# To be done:
Copy down all of the data underneath, exactly as shown.

# Data excerpts:
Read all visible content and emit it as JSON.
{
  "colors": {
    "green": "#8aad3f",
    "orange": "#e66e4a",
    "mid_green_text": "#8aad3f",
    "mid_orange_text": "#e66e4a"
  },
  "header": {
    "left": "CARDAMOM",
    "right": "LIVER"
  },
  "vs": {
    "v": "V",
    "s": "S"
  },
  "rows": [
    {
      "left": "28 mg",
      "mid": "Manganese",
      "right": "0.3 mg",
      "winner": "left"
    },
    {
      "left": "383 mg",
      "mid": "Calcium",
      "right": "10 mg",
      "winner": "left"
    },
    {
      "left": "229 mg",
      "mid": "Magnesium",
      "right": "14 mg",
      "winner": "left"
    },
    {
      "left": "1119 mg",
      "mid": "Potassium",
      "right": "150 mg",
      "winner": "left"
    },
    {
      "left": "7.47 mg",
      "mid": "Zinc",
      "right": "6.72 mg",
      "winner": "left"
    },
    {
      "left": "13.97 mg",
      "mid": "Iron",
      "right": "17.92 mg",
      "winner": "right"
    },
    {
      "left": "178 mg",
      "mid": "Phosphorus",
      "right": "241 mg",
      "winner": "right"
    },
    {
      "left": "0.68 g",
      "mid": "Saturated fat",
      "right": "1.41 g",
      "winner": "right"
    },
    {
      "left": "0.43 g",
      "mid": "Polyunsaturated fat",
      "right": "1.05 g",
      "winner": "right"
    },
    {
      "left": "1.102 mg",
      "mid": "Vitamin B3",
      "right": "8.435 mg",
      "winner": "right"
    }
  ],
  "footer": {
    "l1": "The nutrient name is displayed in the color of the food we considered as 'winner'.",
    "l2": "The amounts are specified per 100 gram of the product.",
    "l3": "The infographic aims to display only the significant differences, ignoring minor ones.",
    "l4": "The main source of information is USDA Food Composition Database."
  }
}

# Worked answer:
Read all visible content and emit it as JSON.
{
  "colors": {
    "green": "#8aad3f",
    "orange": "#e66e4a",
    "mid_green_text": "#8aad3f",
    "mid_orange_text": "#e66e4a"
  },
  "header": {
    "left": "CARDAMOM",
    "right": "LIVER"
  },
  "vs": {
    "v": "V",
    "s": "S"
  },
  "rows": [
    {
      "left": "28 mg",
      "mid": "Manganese",
      "right": "0.3 mg",
      "winner": "left"
    },
    {
      "left": "383 mg",
      "mid": "Calcium",
      "right": "10 mg",
      "winner": "left"
    },
    {
      "left": "229 mg",
      "mid": "Magnesium",
      "right": "14 mg",
      "winner": "left"
    },
    {
      "left": "1119 mg",
      "mid": "Potassium",
      "right": "150 mg",
      "winner": "left"
    },
    {
      "left": "7.47 mg",
      "mid": "Zinc",
      "right": "6.72 mg",
      "winner": "left"
    },
    {
      "left": "13.97 mg",
      "mid": "Iron",
      "right": "17.92 mg",
      "winner": "right"
    },
    {
      "left": "178 mg",
      "mid": "Phosphorus",
      "right": "241 mg",
      "winner": "right"
    },
    {
      "left": "0.68 g",
      "mid": "Saturated fat",
      "right": "1.41 g",
      "winner": "right"
    },
    {
      "left": "0.43 g",
      "mid": "Polyunsaturated fat",
      "right": "1.05 g",
      "winner": "right"
    },
    {
      "left": "1.102 mg",
      "mid": "Vitamin B3",
      "right": "8.435 mg",
      "winner": "right"
    }
  ],
  "footer": {
    "l1": "The nutrient name is displayed in the color of the food we considered as 'winner'.",
    "l2": "The amounts are specified per 100 gram of the product.",
    "l3": "The infographic aims to display only the significant differences, ignoring minor ones.",
    "l4": "The main source of information is USDA Food Composition Database."
  }
}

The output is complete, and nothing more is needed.